» **What to do**
Using the listing below, extract each line that has the word "color" in it.

— start —

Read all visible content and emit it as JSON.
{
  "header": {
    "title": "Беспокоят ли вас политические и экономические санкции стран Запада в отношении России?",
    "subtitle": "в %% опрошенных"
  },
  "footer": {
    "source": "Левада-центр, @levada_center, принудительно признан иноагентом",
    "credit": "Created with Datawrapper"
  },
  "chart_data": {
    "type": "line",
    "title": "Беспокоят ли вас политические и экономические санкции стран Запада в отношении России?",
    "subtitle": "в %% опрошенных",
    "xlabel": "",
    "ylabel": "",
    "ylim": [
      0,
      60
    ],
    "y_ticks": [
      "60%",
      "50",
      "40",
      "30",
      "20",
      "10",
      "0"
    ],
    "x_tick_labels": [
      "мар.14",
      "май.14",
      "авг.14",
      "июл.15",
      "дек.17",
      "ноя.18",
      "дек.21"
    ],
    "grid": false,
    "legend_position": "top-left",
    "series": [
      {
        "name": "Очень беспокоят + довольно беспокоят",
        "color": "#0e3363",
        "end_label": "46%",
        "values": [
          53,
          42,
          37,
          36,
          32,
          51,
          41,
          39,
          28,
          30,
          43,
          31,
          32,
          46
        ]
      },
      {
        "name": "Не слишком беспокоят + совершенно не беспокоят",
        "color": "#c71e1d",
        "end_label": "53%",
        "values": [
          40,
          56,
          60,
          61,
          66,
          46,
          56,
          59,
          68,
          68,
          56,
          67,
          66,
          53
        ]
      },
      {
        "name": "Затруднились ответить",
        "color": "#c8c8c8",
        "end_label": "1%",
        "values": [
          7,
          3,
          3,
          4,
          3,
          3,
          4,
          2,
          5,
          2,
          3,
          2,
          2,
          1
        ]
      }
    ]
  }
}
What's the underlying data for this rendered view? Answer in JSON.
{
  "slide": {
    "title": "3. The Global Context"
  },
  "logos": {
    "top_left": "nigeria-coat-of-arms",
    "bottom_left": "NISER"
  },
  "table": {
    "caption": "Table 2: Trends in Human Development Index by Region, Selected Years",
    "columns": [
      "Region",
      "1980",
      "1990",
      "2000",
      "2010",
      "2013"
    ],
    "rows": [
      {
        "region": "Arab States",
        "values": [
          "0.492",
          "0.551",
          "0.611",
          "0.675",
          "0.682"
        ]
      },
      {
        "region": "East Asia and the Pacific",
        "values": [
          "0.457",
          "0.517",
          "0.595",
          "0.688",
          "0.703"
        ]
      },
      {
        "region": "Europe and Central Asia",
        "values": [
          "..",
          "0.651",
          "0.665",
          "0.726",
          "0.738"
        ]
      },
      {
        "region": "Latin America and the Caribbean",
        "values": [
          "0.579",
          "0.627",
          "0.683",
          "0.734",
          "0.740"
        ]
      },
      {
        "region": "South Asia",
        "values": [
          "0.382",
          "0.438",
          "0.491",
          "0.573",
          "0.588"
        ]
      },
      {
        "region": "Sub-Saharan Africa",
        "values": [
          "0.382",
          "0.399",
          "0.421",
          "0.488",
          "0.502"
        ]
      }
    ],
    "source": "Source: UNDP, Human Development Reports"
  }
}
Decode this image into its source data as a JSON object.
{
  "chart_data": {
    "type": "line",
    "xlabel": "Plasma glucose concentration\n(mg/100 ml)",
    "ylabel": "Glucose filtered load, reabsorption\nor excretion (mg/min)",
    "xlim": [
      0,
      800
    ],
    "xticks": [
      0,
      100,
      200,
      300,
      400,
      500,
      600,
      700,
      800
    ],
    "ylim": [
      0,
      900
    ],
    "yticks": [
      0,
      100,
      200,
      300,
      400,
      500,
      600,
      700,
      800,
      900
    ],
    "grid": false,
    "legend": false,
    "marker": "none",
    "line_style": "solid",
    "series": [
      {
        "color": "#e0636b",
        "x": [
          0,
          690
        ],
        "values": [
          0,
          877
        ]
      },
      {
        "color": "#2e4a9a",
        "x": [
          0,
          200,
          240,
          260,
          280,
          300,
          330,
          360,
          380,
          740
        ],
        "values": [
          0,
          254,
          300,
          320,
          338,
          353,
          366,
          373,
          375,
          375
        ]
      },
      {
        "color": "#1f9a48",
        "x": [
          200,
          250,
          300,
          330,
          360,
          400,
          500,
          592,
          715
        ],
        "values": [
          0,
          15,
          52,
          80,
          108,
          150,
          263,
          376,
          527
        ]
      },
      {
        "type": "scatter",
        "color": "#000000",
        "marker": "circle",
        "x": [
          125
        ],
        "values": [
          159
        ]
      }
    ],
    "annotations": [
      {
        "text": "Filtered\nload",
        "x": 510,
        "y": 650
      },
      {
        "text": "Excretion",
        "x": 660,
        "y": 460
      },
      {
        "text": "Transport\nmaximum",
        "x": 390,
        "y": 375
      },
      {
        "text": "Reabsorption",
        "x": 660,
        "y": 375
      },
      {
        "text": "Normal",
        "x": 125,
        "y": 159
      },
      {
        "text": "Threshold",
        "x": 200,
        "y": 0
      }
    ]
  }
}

— end —

» **Output of the task**
        "color": "#0e3363",
        "color": "#c71e1d",
        "color": "#c8c8c8",
        "color": "#e0636b",
        "color": "#2e4a9a",
        "color": "#1f9a48",
        "color": "#000000",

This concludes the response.